--- What you have to do ---
Below are records; extract exactly the lines from the one with "Read all visible content and emit it as JSON." through the final line, including both, but drop the pictures.

────

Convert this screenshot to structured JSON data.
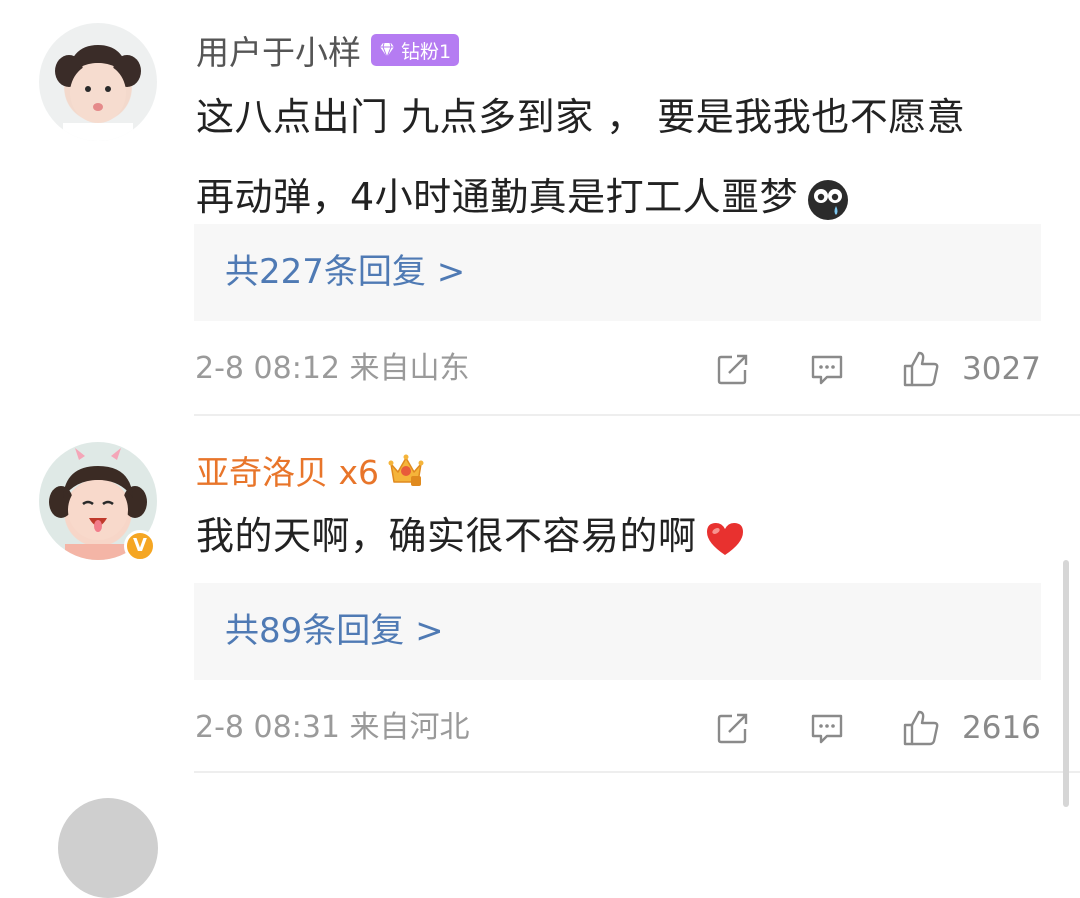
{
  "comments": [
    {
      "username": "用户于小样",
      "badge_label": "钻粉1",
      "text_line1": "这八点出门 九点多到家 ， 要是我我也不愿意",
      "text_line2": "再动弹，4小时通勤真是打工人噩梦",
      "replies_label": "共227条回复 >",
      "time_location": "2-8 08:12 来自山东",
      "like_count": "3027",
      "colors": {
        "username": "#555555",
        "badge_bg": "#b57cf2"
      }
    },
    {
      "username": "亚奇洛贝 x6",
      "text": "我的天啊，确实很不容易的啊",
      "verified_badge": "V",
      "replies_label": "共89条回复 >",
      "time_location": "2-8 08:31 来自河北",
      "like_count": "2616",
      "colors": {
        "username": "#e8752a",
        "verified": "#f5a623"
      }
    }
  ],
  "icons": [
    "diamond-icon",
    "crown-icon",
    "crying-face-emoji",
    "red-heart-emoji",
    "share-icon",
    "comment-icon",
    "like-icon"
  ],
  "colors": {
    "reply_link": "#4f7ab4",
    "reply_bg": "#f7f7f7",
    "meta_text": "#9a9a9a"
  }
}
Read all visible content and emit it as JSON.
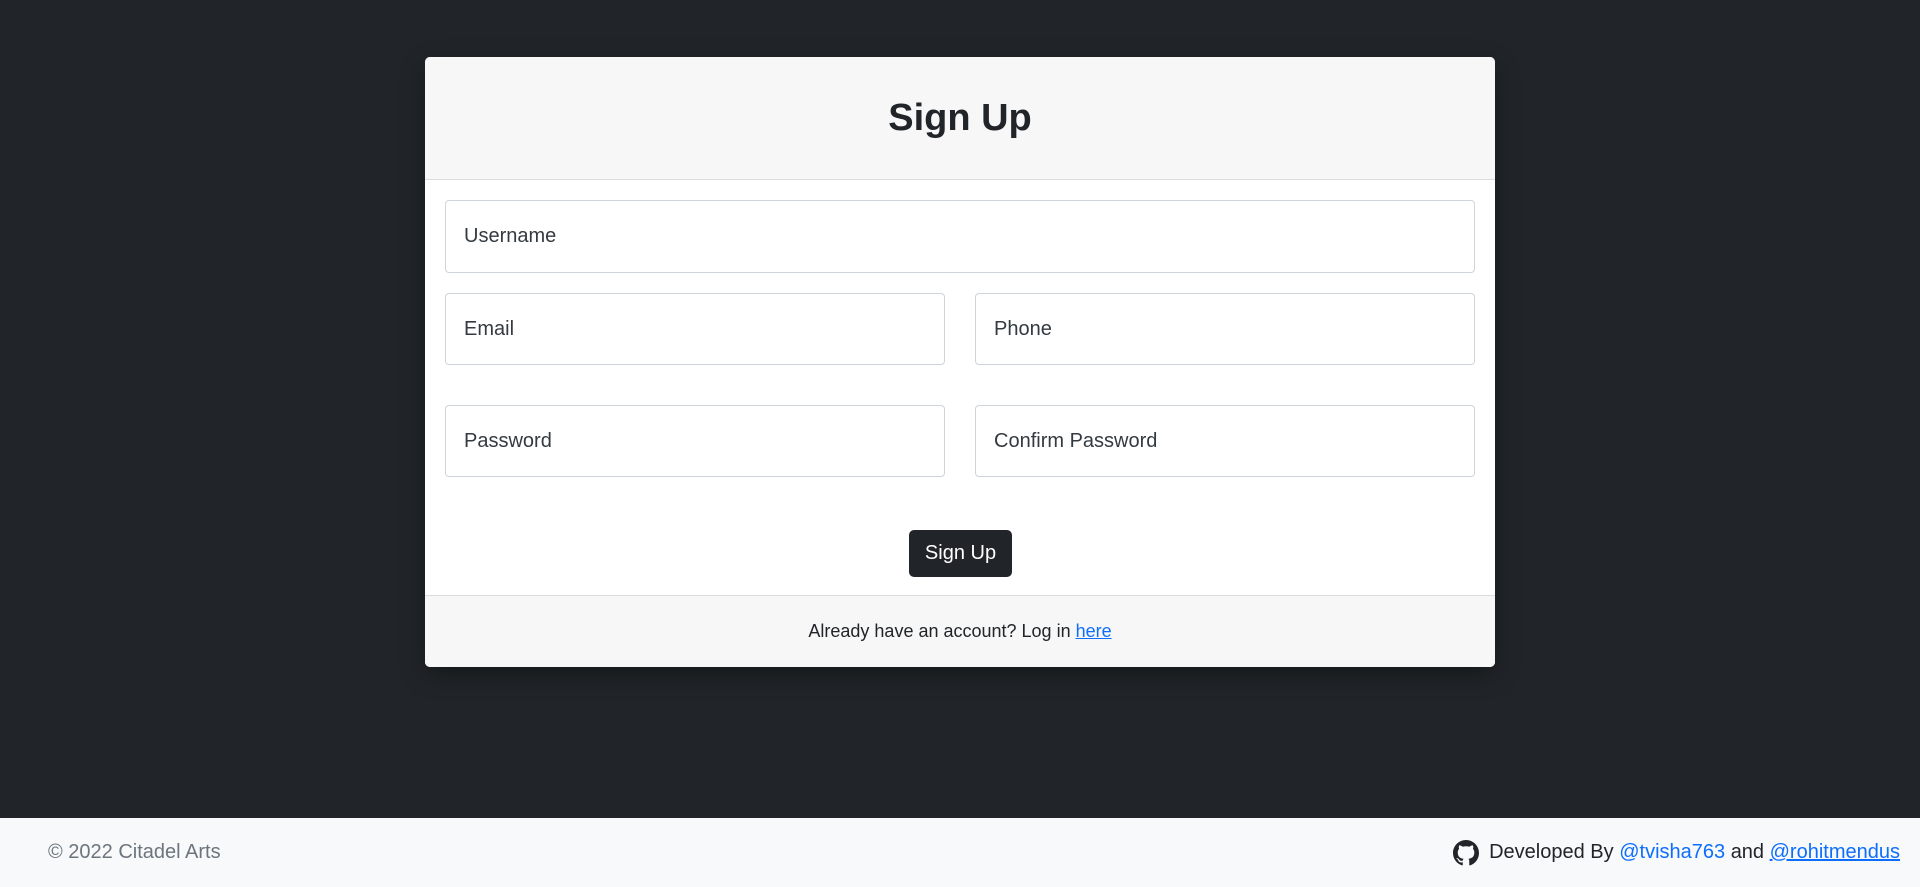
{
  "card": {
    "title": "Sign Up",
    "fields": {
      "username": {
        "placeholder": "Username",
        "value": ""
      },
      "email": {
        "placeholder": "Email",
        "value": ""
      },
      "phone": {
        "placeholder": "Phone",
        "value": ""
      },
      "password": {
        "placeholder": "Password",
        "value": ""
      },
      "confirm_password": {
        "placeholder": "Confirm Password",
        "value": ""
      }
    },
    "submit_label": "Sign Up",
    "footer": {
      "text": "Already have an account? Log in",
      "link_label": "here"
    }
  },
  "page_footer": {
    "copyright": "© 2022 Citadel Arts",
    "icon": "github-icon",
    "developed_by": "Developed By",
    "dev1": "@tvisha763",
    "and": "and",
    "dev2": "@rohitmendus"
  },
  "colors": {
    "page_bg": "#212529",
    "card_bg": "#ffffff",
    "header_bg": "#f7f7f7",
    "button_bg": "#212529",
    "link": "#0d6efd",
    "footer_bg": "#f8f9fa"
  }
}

────

--- Result of the exercise ---
Read all visible content and emit it as JSON.
{
  "card": {
    "title": "Sign Up",
    "fields": {
      "username": {
        "placeholder": "Username",
        "value": ""
      },
      "email": {
        "placeholder": "Email",
        "value": ""
      },
      "phone": {
        "placeholder": "Phone",
        "value": ""
      },
      "password": {
        "placeholder": "Password",
        "value": ""
      },
      "confirm_password": {
        "placeholder": "Confirm Password",
        "value": ""
      }
    },
    "submit_label": "Sign Up",
    "footer": {
      "text": "Already have an account? Log in",
      "link_label": "here"
    }
  },
  "page_footer": {
    "copyright": "© 2022 Citadel Arts",
    "icon": "github-icon",
    "developed_by": "Developed By",
    "dev1": "@tvisha763",
    "and": "and",
    "dev2": "@rohitmendus"
  },
  "colors": {
    "page_bg": "#212529",
    "card_bg": "#ffffff",
    "header_bg": "#f7f7f7",
    "button_bg": "#212529",
    "link": "#0d6efd",
    "footer_bg": "#f8f9fa"
  }
}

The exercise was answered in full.